* _Task objective_
What follows is a listing to be transcribed exactly.

* _Material provided_
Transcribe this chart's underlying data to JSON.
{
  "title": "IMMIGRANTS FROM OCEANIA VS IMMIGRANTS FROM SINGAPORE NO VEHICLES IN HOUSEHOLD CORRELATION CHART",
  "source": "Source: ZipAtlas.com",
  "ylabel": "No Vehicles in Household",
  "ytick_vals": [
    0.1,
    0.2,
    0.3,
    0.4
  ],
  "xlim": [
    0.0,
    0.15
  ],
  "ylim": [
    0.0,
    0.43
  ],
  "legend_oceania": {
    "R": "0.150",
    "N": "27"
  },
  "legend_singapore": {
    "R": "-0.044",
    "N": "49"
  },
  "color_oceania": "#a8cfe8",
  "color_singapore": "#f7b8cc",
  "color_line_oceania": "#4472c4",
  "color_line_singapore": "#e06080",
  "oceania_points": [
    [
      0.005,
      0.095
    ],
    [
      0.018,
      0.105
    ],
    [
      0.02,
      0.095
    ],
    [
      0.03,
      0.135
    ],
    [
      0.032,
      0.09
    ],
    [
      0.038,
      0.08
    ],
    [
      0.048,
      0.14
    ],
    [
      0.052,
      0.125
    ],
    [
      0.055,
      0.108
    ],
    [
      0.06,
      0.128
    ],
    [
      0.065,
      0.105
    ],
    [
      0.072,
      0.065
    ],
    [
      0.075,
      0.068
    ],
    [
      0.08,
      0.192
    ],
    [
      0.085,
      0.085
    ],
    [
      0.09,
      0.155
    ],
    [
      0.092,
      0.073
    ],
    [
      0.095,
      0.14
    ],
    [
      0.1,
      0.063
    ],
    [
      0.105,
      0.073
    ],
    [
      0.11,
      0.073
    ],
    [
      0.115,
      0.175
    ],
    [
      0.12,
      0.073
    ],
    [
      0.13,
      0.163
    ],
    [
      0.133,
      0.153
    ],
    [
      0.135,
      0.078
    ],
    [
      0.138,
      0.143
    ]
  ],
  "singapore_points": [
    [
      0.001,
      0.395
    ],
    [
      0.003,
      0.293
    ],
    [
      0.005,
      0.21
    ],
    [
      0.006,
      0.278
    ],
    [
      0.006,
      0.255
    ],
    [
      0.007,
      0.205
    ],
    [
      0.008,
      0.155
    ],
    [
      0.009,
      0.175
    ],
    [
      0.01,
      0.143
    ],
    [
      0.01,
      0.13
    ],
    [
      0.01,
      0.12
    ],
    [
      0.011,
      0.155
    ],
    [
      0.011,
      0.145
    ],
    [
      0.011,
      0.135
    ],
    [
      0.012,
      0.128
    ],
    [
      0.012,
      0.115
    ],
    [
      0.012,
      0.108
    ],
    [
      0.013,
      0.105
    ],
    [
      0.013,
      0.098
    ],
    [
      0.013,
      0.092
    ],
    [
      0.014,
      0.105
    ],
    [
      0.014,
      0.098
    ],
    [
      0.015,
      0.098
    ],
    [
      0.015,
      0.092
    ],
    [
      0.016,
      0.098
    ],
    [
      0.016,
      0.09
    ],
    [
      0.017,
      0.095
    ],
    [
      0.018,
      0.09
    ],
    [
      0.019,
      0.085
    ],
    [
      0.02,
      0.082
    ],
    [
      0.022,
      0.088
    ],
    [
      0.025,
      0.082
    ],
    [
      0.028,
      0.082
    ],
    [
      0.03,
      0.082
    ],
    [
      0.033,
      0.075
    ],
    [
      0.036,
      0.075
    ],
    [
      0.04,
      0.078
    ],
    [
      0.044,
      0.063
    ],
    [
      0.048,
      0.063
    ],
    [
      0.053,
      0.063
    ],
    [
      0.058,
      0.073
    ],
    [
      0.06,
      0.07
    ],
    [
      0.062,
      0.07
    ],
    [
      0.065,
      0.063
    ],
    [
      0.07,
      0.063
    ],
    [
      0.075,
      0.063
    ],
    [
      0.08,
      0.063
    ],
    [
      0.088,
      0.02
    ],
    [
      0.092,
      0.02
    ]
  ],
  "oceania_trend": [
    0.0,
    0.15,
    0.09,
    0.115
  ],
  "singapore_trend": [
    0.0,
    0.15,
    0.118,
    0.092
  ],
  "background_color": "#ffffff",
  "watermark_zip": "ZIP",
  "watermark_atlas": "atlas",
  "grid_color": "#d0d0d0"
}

* _Response_
Transcribe this chart's underlying data to JSON.
{
  "title": "IMMIGRANTS FROM OCEANIA VS IMMIGRANTS FROM SINGAPORE NO VEHICLES IN HOUSEHOLD CORRELATION CHART",
  "source": "Source: ZipAtlas.com",
  "ylabel": "No Vehicles in Household",
  "ytick_vals": [
    0.1,
    0.2,
    0.3,
    0.4
  ],
  "xlim": [
    0.0,
    0.15
  ],
  "ylim": [
    0.0,
    0.43
  ],
  "legend_oceania": {
    "R": "0.150",
    "N": "27"
  },
  "legend_singapore": {
    "R": "-0.044",
    "N": "49"
  },
  "color_oceania": "#a8cfe8",
  "color_singapore": "#f7b8cc",
  "color_line_oceania": "#4472c4",
  "color_line_singapore": "#e06080",
  "oceania_points": [
    [
      0.005,
      0.095
    ],
    [
      0.018,
      0.105
    ],
    [
      0.02,
      0.095
    ],
    [
      0.03,
      0.135
    ],
    [
      0.032,
      0.09
    ],
    [
      0.038,
      0.08
    ],
    [
      0.048,
      0.14
    ],
    [
      0.052,
      0.125
    ],
    [
      0.055,
      0.108
    ],
    [
      0.06,
      0.128
    ],
    [
      0.065,
      0.105
    ],
    [
      0.072,
      0.065
    ],
    [
      0.075,
      0.068
    ],
    [
      0.08,
      0.192
    ],
    [
      0.085,
      0.085
    ],
    [
      0.09,
      0.155
    ],
    [
      0.092,
      0.073
    ],
    [
      0.095,
      0.14
    ],
    [
      0.1,
      0.063
    ],
    [
      0.105,
      0.073
    ],
    [
      0.11,
      0.073
    ],
    [
      0.115,
      0.175
    ],
    [
      0.12,
      0.073
    ],
    [
      0.13,
      0.163
    ],
    [
      0.133,
      0.153
    ],
    [
      0.135,
      0.078
    ],
    [
      0.138,
      0.143
    ]
  ],
  "singapore_points": [
    [
      0.001,
      0.395
    ],
    [
      0.003,
      0.293
    ],
    [
      0.005,
      0.21
    ],
    [
      0.006,
      0.278
    ],
    [
      0.006,
      0.255
    ],
    [
      0.007,
      0.205
    ],
    [
      0.008,
      0.155
    ],
    [
      0.009,
      0.175
    ],
    [
      0.01,
      0.143
    ],
    [
      0.01,
      0.13
    ],
    [
      0.01,
      0.12
    ],
    [
      0.011,
      0.155
    ],
    [
      0.011,
      0.145
    ],
    [
      0.011,
      0.135
    ],
    [
      0.012,
      0.128
    ],
    [
      0.012,
      0.115
    ],
    [
      0.012,
      0.108
    ],
    [
      0.013,
      0.105
    ],
    [
      0.013,
      0.098
    ],
    [
      0.013,
      0.092
    ],
    [
      0.014,
      0.105
    ],
    [
      0.014,
      0.098
    ],
    [
      0.015,
      0.098
    ],
    [
      0.015,
      0.092
    ],
    [
      0.016,
      0.098
    ],
    [
      0.016,
      0.09
    ],
    [
      0.017,
      0.095
    ],
    [
      0.018,
      0.09
    ],
    [
      0.019,
      0.085
    ],
    [
      0.02,
      0.082
    ],
    [
      0.022,
      0.088
    ],
    [
      0.025,
      0.082
    ],
    [
      0.028,
      0.082
    ],
    [
      0.03,
      0.082
    ],
    [
      0.033,
      0.075
    ],
    [
      0.036,
      0.075
    ],
    [
      0.04,
      0.078
    ],
    [
      0.044,
      0.063
    ],
    [
      0.048,
      0.063
    ],
    [
      0.053,
      0.063
    ],
    [
      0.058,
      0.073
    ],
    [
      0.06,
      0.07
    ],
    [
      0.062,
      0.07
    ],
    [
      0.065,
      0.063
    ],
    [
      0.07,
      0.063
    ],
    [
      0.075,
      0.063
    ],
    [
      0.08,
      0.063
    ],
    [
      0.088,
      0.02
    ],
    [
      0.092,
      0.02
    ]
  ],
  "oceania_trend": [
    0.0,
    0.15,
    0.09,
    0.115
  ],
  "singapore_trend": [
    0.0,
    0.15,
    0.118,
    0.092
  ],
  "background_color": "#ffffff",
  "watermark_zip": "ZIP",
  "watermark_atlas": "atlas",
  "grid_color": "#d0d0d0"
}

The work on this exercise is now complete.